Return every line of the entries below verbatim, leaving out the pictures.

Dataset records:
◆ ◆ ◆ ◆
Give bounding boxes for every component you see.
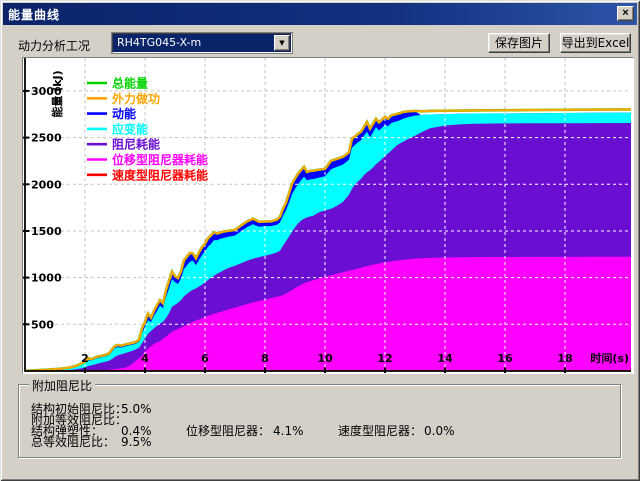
y-tick-label: 2500 bbox=[31, 132, 62, 145]
legend-label: 总能量 bbox=[112, 76, 148, 91]
close-button[interactable]: × bbox=[617, 6, 634, 21]
legend-label: 动能 bbox=[112, 106, 136, 121]
legend-label: 位移型阻尼器耗能 bbox=[112, 152, 208, 167]
x-tick-label: 10 bbox=[317, 352, 333, 365]
legend-label: 速度型阻尼器耗能 bbox=[112, 167, 208, 182]
legend-item: 总能量 bbox=[87, 76, 148, 91]
energy-chart: 5001000150020002500300024681012141618时间(… bbox=[23, 58, 633, 373]
x-tick-label: 4 bbox=[141, 352, 149, 365]
x-axis-label: 时间(s) bbox=[590, 351, 629, 365]
chevron-down-icon[interactable]: ▼ bbox=[274, 35, 290, 51]
damping-groupbox-title: 附加阻尼比 bbox=[29, 377, 95, 394]
legend-item: 阻尼耗能 bbox=[87, 137, 160, 152]
x-tick-label: 18 bbox=[557, 352, 572, 365]
legend-item: 外力做功 bbox=[87, 91, 160, 106]
vel-damper-value: 0.0% bbox=[424, 425, 455, 437]
legend-label: 外力做功 bbox=[112, 91, 160, 106]
legend-item: 应变能 bbox=[87, 121, 148, 136]
legend-label: 阻尼耗能 bbox=[112, 137, 160, 152]
vel-damper-label: 速度型阻尼器： bbox=[338, 425, 422, 437]
chart-panel: 5001000150020002500300024681012141618时间(… bbox=[22, 57, 634, 374]
legend-label: 应变能 bbox=[112, 121, 148, 136]
x-tick-label: 12 bbox=[377, 352, 392, 365]
x-tick-label: 8 bbox=[261, 352, 269, 365]
condition-label: 动力分析工况 bbox=[18, 37, 90, 54]
total-damping-label: 总等效阻尼比： bbox=[31, 436, 115, 448]
window-title: 能量曲线 bbox=[3, 6, 60, 23]
x-tick-label: 14 bbox=[437, 352, 453, 365]
y-axis-label: 能量 (kJ) bbox=[50, 70, 64, 117]
x-tick-label: 2 bbox=[81, 352, 89, 365]
y-tick-label: 1000 bbox=[31, 272, 62, 285]
condition-selected-value: RH4TG045-X-m bbox=[115, 36, 273, 50]
y-tick-label: 2000 bbox=[31, 178, 62, 191]
damping-groupbox: 附加阻尼比 结构初始阻尼比： 5.0% 附加等效阻尼比： 结构弹塑性： 0.4%… bbox=[18, 384, 621, 458]
export-excel-button[interactable]: 导出到Excel bbox=[560, 33, 631, 53]
energy-curve-window: 能量曲线 × 动力分析工况 RH4TG045-X-m ▼ 保存图片 导出到Exc… bbox=[0, 0, 640, 481]
y-tick-label: 1500 bbox=[31, 225, 62, 238]
x-tick-label: 6 bbox=[201, 352, 209, 365]
disp-damper-label: 位移型阻尼器： bbox=[186, 425, 270, 437]
disp-damper-value: 4.1% bbox=[273, 425, 304, 437]
legend-item: 速度型阻尼器耗能 bbox=[87, 167, 208, 182]
legend: 总能量外力做功动能应变能阻尼耗能位移型阻尼器耗能速度型阻尼器耗能 bbox=[87, 76, 208, 183]
y-tick-label: 500 bbox=[31, 318, 54, 331]
x-tick-label: 16 bbox=[497, 352, 513, 365]
close-icon: × bbox=[622, 7, 628, 19]
total-damping-value: 9.5% bbox=[121, 436, 152, 448]
title-bar: 能量曲线 × bbox=[3, 3, 637, 25]
condition-select[interactable]: RH4TG045-X-m ▼ bbox=[112, 33, 292, 53]
legend-item: 位移型阻尼器耗能 bbox=[87, 152, 208, 167]
save-image-button[interactable]: 保存图片 bbox=[488, 33, 550, 53]
legend-item: 动能 bbox=[87, 106, 136, 121]
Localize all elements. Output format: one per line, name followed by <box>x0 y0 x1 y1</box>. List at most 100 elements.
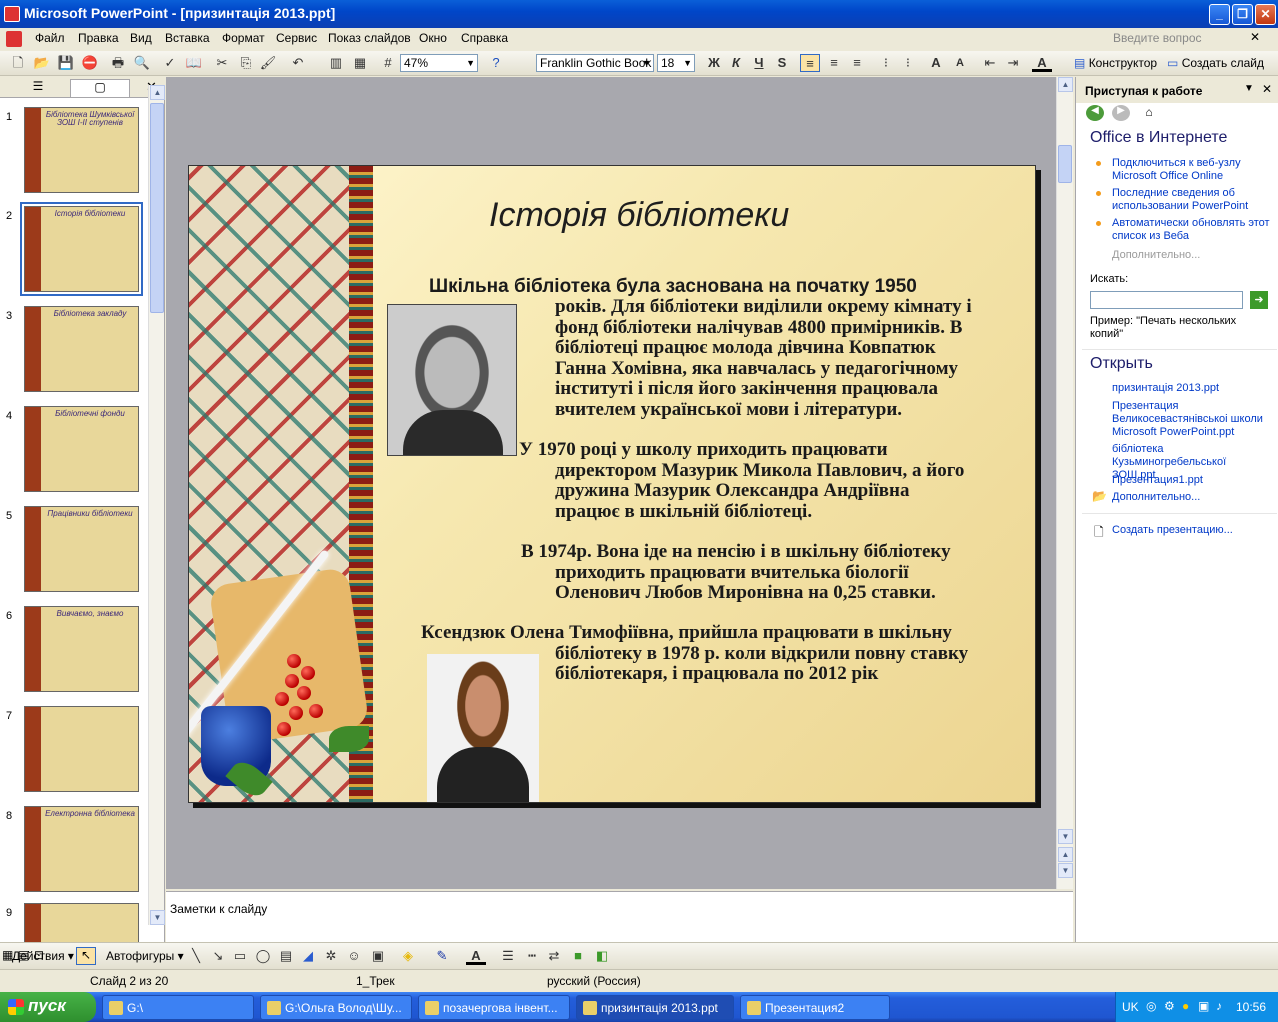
◆ ◆ ◆ ◆
Task result:
Give bounding boxes for every component you see.
y-tick-label: 2500 bbox=[31, 132, 62, 145]
legend-label: 总能量 bbox=[112, 76, 148, 91]
close-button[interactable]: × bbox=[617, 6, 634, 21]
legend-label: 动能 bbox=[112, 106, 136, 121]
legend-label: 位移型阻尼器耗能 bbox=[112, 152, 208, 167]
x-tick-label: 10 bbox=[317, 352, 333, 365]
legend-label: 速度型阻尼器耗能 bbox=[112, 167, 208, 182]
legend-item: 总能量 bbox=[87, 76, 148, 91]
energy-chart: 5001000150020002500300024681012141618时间(… bbox=[23, 58, 633, 373]
x-tick-label: 4 bbox=[141, 352, 149, 365]
x-axis-label: 时间(s) bbox=[590, 351, 629, 365]
chevron-down-icon[interactable]: ▼ bbox=[274, 35, 290, 51]
damping-groupbox-title: 附加阻尼比 bbox=[29, 377, 95, 394]
legend-item: 阻尼耗能 bbox=[87, 137, 160, 152]
x-tick-label: 18 bbox=[557, 352, 572, 365]
legend-item: 外力做功 bbox=[87, 91, 160, 106]
vel-damper-value: 0.0% bbox=[424, 425, 455, 437]
legend-label: 外力做功 bbox=[112, 91, 160, 106]
legend-item: 应变能 bbox=[87, 121, 148, 136]
legend-label: 阻尼耗能 bbox=[112, 137, 160, 152]
vel-damper-label: 速度型阻尼器： bbox=[338, 425, 422, 437]
chart-panel: 5001000150020002500300024681012141618时间(… bbox=[22, 57, 634, 374]
legend-label: 应变能 bbox=[112, 121, 148, 136]
x-tick-label: 12 bbox=[377, 352, 392, 365]
x-tick-label: 8 bbox=[261, 352, 269, 365]
condition-label: 动力分析工况 bbox=[18, 37, 90, 54]
total-damping-label: 总等效阻尼比： bbox=[31, 436, 115, 448]
window-title: 能量曲线 bbox=[3, 6, 60, 23]
x-tick-label: 14 bbox=[437, 352, 453, 365]
y-axis-label: 能量 (kJ) bbox=[50, 70, 64, 117]
x-tick-label: 2 bbox=[81, 352, 89, 365]
y-tick-label: 1000 bbox=[31, 272, 62, 285]
condition-selected-value: RH4TG045-X-m bbox=[115, 36, 273, 50]
y-tick-label: 2000 bbox=[31, 178, 62, 191]
damping-groupbox: 附加阻尼比 结构初始阻尼比： 5.0% 附加等效阻尼比： 结构弹塑性： 0.4%… bbox=[18, 384, 621, 458]
export-excel-button[interactable]: 导出到Excel bbox=[560, 33, 631, 53]
energy-curve-window: 能量曲线 × 动力分析工况 RH4TG045-X-m ▼ 保存图片 导出到Exc… bbox=[0, 0, 640, 481]
y-tick-label: 1500 bbox=[31, 225, 62, 238]
x-tick-label: 6 bbox=[201, 352, 209, 365]
disp-damper-label: 位移型阻尼器： bbox=[186, 425, 270, 437]
disp-damper-value: 4.1% bbox=[273, 425, 304, 437]
legend-item: 速度型阻尼器耗能 bbox=[87, 167, 208, 182]
legend: 总能量外力做功动能应变能阻尼耗能位移型阻尼器耗能速度型阻尼器耗能 bbox=[87, 76, 208, 183]
y-tick-label: 500 bbox=[31, 318, 54, 331]
x-tick-label: 16 bbox=[497, 352, 513, 365]
close-icon: × bbox=[622, 7, 628, 19]
total-damping-value: 9.5% bbox=[121, 436, 152, 448]
title-bar: 能量曲线 × bbox=[3, 3, 637, 25]
condition-select[interactable]: RH4TG045-X-m ▼ bbox=[112, 33, 292, 53]
legend-item: 位移型阻尼器耗能 bbox=[87, 152, 208, 167]
save-image-button[interactable]: 保存图片 bbox=[488, 33, 550, 53]
legend-item: 动能 bbox=[87, 106, 136, 121]
Localize all elements. Output format: one per line, name followed by <box>x0 y0 x1 y1</box>. List at most 100 elements.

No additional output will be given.